─── Data to use

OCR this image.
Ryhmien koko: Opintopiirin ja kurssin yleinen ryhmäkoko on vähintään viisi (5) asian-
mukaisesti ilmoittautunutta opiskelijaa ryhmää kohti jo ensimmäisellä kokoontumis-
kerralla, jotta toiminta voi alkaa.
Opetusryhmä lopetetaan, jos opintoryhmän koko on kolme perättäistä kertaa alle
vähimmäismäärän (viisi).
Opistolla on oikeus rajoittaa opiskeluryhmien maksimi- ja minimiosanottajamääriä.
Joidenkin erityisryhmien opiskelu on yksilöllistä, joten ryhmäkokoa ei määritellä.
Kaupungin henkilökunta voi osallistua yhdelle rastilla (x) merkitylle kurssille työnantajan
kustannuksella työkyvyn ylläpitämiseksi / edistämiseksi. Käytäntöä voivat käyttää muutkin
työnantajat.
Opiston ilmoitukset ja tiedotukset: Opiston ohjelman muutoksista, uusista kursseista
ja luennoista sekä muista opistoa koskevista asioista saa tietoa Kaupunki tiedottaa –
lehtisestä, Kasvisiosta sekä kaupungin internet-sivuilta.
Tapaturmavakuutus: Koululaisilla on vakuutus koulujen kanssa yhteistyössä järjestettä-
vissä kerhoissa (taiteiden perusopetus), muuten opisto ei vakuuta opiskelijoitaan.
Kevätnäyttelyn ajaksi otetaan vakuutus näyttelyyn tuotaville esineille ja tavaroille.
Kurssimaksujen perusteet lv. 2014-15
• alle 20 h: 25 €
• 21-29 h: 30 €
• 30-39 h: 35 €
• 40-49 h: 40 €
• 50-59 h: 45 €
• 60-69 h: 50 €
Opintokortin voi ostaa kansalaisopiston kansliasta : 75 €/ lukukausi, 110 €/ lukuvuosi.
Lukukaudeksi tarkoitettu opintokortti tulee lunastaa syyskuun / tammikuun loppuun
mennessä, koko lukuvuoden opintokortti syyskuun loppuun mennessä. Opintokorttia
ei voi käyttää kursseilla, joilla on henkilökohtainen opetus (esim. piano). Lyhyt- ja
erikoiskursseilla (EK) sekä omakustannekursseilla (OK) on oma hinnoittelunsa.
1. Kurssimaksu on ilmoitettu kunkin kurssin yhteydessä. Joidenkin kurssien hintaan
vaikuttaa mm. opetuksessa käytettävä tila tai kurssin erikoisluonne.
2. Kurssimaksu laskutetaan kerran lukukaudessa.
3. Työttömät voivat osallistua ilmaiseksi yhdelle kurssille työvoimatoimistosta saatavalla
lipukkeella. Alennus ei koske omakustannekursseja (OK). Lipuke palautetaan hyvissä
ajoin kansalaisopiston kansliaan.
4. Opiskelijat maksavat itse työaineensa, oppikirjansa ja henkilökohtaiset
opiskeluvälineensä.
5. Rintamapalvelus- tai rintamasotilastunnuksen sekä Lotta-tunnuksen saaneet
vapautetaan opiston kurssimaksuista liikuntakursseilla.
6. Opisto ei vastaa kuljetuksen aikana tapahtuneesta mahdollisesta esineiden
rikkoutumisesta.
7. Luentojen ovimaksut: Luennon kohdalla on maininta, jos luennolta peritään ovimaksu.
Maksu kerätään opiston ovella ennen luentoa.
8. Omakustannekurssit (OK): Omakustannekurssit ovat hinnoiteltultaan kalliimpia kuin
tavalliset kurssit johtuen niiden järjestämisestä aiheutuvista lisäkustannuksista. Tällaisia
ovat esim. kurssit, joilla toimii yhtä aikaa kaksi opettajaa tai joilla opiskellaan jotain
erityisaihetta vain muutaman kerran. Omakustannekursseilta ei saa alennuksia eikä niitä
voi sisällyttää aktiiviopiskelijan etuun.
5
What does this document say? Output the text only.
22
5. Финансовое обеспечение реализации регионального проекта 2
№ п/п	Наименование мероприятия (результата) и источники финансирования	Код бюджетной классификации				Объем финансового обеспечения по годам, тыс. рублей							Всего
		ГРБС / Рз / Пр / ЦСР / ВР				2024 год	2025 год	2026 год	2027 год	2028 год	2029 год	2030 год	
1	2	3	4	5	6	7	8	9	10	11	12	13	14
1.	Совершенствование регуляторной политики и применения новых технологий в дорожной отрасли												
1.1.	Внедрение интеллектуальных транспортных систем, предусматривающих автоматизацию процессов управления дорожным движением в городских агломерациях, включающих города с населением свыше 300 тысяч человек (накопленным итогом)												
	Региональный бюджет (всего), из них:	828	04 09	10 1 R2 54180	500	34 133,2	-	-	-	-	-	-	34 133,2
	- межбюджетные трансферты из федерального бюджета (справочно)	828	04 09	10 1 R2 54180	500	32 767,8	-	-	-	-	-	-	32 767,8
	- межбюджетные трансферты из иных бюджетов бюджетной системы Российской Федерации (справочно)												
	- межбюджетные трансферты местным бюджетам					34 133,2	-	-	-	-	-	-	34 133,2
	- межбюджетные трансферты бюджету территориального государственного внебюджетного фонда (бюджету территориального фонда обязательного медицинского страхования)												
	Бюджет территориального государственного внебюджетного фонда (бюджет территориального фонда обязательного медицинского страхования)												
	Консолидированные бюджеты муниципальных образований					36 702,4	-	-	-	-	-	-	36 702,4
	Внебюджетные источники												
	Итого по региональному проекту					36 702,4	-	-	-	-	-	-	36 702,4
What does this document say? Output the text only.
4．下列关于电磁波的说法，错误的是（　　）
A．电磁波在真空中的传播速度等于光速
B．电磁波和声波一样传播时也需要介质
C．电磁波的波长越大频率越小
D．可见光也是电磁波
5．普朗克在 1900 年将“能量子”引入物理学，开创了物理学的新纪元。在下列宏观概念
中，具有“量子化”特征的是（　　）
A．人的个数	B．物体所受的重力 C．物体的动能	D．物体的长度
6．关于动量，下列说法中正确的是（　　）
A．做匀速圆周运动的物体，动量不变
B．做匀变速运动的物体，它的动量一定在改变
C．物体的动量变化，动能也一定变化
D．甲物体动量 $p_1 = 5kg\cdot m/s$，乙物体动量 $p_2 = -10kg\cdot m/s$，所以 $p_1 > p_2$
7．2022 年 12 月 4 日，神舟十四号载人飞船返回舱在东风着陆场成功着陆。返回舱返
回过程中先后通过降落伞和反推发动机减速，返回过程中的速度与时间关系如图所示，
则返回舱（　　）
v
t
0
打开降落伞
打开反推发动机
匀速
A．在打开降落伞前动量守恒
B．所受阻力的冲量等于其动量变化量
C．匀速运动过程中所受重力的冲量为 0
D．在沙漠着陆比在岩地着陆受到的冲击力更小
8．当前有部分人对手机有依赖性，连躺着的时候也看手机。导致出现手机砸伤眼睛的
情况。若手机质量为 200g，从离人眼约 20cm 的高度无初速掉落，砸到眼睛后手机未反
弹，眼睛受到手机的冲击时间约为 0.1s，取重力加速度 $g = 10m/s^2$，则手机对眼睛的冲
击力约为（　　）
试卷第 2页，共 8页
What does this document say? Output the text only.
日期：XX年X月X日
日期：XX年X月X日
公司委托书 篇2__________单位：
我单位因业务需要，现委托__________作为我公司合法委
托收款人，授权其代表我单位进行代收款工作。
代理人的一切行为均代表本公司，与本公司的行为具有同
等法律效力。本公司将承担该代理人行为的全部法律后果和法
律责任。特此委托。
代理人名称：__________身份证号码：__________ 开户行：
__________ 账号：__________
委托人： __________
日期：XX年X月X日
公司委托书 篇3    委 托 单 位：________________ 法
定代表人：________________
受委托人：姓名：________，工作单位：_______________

──────

### Brief
Search the data for "источники" and list every line in which it occurs.

### Complete answer
№ п/п	Наименование мероприятия (результата) и источники финансирования	Код бюджетной классификации				Объем финансового обеспечения по годам, тыс. рублей							Всего
	Внебюджетные источники												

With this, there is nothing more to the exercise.